Take the entries below and print all of them exactly, please.

[Raw records]
[Begin]
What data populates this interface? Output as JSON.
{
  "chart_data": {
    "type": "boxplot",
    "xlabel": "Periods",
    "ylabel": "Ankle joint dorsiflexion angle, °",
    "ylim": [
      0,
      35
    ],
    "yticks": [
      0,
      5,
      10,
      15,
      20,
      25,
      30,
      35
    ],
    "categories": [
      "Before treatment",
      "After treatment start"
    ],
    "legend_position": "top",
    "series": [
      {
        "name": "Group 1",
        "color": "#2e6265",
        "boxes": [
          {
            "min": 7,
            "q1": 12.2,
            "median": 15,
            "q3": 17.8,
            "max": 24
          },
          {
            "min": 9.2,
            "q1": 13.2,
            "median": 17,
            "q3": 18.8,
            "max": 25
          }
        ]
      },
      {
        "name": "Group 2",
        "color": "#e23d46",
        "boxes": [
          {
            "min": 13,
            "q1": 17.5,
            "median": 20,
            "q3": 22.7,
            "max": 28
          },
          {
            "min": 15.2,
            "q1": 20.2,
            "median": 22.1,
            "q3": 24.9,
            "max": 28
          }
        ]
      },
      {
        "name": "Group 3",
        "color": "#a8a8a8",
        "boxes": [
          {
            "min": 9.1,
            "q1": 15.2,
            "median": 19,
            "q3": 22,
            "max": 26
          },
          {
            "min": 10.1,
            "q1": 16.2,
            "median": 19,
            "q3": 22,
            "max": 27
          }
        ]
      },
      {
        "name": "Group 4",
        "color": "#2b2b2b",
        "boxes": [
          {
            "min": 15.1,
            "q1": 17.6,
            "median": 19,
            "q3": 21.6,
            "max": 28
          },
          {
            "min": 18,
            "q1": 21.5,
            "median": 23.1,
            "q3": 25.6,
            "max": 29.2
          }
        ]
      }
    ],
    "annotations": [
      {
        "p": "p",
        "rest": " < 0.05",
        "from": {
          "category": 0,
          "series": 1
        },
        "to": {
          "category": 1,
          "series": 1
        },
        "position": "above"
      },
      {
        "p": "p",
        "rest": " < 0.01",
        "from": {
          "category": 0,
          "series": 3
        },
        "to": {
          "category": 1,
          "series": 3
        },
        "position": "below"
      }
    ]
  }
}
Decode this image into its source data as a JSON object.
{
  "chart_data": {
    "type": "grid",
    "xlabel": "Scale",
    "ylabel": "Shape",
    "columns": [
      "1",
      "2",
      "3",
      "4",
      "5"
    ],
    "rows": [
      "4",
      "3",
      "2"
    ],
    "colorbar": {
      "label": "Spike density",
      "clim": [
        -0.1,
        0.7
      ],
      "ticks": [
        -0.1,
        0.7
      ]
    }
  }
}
[End]
*Answer for this exercise:*
What data populates this interface? Output as JSON.
{
  "chart_data": {
    "type": "boxplot",
    "xlabel": "Periods",
    "ylabel": "Ankle joint dorsiflexion angle, °",
    "ylim": [
      0,
      35
    ],
    "yticks": [
      0,
      5,
      10,
      15,
      20,
      25,
      30,
      35
    ],
    "categories": [
      "Before treatment",
      "After treatment start"
    ],
    "legend_position": "top",
    "series": [
      {
        "name": "Group 1",
        "color": "#2e6265",
        "boxes": [
          {
            "min": 7,
            "q1": 12.2,
            "median": 15,
            "q3": 17.8,
            "max": 24
          },
          {
            "min": 9.2,
            "q1": 13.2,
            "median": 17,
            "q3": 18.8,
            "max": 25
          }
        ]
      },
      {
        "name": "Group 2",
        "color": "#e23d46",
        "boxes": [
          {
            "min": 13,
            "q1": 17.5,
            "median": 20,
            "q3": 22.7,
            "max": 28
          },
          {
            "min": 15.2,
            "q1": 20.2,
            "median": 22.1,
            "q3": 24.9,
            "max": 28
          }
        ]
      },
      {
        "name": "Group 3",
        "color": "#a8a8a8",
        "boxes": [
          {
            "min": 9.1,
            "q1": 15.2,
            "median": 19,
            "q3": 22,
            "max": 26
          },
          {
            "min": 10.1,
            "q1": 16.2,
            "median": 19,
            "q3": 22,
            "max": 27
          }
        ]
      },
      {
        "name": "Group 4",
        "color": "#2b2b2b",
        "boxes": [
          {
            "min": 15.1,
            "q1": 17.6,
            "median": 19,
            "q3": 21.6,
            "max": 28
          },
          {
            "min": 18,
            "q1": 21.5,
            "median": 23.1,
            "q3": 25.6,
            "max": 29.2
          }
        ]
      }
    ],
    "annotations": [
      {
        "p": "p",
        "rest": " < 0.05",
        "from": {
          "category": 0,
          "series": 1
        },
        "to": {
          "category": 1,
          "series": 1
        },
        "position": "above"
      },
      {
        "p": "p",
        "rest": " < 0.01",
        "from": {
          "category": 0,
          "series": 3
        },
        "to": {
          "category": 1,
          "series": 3
        },
        "position": "below"
      }
    ]
  }
}
Decode this image into its source data as a JSON object.
{
  "chart_data": {
    "type": "grid",
    "xlabel": "Scale",
    "ylabel": "Shape",
    "columns": [
      "1",
      "2",
      "3",
      "4",
      "5"
    ],
    "rows": [
      "4",
      "3",
      "2"
    ],
    "colorbar": {
      "label": "Spike density",
      "clim": [
        -0.1,
        0.7
      ],
      "ticks": [
        -0.1,
        0.7
      ]
    }
  }
}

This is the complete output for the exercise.